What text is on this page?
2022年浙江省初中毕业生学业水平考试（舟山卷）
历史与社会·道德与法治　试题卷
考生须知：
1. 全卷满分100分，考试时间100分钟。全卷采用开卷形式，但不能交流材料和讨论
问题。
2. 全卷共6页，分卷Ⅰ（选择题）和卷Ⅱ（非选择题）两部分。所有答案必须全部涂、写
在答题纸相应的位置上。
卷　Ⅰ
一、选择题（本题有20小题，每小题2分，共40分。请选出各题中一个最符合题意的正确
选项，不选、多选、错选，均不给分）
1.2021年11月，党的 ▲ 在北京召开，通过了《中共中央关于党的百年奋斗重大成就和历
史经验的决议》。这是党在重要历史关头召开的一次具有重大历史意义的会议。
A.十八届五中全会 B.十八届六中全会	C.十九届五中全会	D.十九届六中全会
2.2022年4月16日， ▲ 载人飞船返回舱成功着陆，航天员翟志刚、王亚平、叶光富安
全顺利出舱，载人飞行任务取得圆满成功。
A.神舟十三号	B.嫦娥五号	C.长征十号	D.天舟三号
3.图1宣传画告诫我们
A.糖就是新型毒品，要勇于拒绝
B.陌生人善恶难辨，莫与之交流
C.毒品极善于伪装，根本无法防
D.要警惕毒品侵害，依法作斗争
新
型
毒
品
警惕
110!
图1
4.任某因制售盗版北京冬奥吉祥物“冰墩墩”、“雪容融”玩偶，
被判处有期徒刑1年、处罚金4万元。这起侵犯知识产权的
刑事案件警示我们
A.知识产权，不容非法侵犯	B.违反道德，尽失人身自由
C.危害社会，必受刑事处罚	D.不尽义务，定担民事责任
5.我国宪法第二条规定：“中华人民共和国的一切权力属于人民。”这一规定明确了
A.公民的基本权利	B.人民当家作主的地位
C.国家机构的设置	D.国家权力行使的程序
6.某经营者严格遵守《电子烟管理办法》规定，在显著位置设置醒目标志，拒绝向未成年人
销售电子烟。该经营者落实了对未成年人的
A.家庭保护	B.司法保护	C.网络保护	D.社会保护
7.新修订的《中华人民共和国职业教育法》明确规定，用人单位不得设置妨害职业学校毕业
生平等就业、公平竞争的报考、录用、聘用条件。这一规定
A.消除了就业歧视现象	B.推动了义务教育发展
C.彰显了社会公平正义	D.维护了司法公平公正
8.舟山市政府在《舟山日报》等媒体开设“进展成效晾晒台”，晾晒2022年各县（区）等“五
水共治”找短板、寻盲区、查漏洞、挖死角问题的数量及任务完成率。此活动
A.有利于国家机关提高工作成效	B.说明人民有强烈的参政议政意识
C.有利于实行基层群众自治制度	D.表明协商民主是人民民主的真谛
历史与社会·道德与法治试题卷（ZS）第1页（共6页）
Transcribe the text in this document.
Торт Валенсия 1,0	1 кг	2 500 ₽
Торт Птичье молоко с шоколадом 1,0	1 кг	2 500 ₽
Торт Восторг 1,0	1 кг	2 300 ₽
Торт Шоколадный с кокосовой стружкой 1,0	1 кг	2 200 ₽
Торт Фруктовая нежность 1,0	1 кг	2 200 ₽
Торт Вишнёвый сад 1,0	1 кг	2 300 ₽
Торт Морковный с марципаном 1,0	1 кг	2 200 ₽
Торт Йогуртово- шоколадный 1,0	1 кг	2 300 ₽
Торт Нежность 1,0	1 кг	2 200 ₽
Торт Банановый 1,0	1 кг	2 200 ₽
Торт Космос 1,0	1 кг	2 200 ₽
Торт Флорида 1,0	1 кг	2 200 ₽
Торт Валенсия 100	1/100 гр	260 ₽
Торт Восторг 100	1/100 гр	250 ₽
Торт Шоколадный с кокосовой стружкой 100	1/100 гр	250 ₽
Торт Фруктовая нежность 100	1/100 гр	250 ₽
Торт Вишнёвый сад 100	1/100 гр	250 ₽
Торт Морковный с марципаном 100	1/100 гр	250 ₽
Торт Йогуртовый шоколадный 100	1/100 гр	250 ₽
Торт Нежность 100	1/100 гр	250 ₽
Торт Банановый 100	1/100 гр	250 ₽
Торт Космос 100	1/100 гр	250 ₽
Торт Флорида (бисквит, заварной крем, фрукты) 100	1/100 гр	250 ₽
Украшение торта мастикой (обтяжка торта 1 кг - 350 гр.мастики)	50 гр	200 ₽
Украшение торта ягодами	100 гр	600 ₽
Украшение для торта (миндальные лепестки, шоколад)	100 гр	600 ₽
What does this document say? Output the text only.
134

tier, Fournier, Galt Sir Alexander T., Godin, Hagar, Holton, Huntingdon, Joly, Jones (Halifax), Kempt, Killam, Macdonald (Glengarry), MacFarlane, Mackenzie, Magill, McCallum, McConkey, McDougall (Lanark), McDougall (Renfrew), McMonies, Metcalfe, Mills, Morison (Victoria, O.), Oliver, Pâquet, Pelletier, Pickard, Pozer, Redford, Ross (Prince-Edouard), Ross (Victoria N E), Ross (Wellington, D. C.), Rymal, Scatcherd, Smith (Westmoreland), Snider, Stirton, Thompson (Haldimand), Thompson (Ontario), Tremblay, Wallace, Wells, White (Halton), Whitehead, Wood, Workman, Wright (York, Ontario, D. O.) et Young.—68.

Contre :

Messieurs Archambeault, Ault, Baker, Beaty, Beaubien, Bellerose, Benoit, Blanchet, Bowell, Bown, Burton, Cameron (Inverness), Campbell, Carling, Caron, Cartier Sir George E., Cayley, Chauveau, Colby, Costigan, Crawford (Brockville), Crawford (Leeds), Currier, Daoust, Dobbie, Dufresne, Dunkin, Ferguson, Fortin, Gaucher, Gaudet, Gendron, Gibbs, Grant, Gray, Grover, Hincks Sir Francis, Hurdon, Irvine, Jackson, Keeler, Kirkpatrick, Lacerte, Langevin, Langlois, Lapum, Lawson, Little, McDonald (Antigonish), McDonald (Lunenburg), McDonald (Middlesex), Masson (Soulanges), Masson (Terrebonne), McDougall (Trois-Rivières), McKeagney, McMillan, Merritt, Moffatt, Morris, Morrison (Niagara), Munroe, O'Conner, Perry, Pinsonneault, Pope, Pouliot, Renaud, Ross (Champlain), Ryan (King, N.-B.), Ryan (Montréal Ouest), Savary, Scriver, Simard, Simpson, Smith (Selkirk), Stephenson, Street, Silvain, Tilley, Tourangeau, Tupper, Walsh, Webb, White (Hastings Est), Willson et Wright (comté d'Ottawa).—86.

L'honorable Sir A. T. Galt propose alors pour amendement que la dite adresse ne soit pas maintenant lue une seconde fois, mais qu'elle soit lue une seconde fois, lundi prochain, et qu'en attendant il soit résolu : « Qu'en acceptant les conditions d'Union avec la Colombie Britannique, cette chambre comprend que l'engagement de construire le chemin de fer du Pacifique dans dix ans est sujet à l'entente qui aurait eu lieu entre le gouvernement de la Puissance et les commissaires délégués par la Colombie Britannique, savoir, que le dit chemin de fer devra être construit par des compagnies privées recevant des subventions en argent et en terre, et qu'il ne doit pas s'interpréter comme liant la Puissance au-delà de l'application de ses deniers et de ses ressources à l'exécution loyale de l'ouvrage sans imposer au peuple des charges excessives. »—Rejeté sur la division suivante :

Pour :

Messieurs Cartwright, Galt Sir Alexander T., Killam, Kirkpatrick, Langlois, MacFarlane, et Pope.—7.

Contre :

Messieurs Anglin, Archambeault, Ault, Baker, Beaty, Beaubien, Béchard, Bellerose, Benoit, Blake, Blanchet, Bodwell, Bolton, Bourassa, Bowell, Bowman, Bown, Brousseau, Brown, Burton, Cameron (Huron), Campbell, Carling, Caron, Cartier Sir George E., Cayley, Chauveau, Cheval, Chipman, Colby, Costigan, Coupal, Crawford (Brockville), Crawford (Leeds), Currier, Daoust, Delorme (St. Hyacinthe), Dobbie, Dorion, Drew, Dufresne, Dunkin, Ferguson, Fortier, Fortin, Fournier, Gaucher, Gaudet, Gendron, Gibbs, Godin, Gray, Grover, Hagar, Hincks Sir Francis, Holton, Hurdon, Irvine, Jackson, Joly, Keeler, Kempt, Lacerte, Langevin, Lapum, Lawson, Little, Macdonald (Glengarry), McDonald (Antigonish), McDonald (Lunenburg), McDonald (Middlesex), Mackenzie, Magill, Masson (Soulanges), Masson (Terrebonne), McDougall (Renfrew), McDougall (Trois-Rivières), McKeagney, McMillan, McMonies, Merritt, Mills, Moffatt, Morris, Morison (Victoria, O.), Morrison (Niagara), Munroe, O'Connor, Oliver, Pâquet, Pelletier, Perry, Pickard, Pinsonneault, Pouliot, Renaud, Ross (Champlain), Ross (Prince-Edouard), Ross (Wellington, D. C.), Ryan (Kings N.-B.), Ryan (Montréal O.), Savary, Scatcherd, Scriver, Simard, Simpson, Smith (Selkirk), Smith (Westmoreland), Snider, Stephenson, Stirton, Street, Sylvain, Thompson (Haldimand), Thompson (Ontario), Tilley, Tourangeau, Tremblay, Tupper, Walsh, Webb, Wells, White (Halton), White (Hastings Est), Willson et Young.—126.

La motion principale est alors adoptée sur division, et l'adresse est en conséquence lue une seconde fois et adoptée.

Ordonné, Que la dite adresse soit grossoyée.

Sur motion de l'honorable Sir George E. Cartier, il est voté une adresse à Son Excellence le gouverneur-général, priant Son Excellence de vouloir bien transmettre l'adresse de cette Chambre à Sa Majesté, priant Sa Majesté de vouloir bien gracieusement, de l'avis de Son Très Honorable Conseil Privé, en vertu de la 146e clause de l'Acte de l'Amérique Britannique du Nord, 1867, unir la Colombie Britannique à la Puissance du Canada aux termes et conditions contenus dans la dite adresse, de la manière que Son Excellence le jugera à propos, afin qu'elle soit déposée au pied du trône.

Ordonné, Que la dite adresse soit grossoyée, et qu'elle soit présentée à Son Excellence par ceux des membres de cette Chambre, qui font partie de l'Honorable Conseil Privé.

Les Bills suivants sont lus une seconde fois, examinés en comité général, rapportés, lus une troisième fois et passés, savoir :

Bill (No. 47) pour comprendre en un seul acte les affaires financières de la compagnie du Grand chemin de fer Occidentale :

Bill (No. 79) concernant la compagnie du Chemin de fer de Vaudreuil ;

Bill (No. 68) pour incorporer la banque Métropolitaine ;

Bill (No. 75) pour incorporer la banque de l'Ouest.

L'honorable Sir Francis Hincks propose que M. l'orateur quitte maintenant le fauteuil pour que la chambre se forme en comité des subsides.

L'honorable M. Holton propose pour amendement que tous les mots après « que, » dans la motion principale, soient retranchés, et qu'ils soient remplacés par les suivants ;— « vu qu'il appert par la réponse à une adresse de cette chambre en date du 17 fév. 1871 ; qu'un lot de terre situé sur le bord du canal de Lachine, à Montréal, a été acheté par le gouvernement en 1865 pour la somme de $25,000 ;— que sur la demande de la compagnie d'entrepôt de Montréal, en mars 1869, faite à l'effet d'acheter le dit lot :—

Task description: Look through the material above and pick out each line holding the word "Вишнёвый".

Response to this task:
Торт Вишнёвый сад 1,0	1 кг	2 300 ₽
Торт Вишнёвый сад 100	1/100 гр	250 ₽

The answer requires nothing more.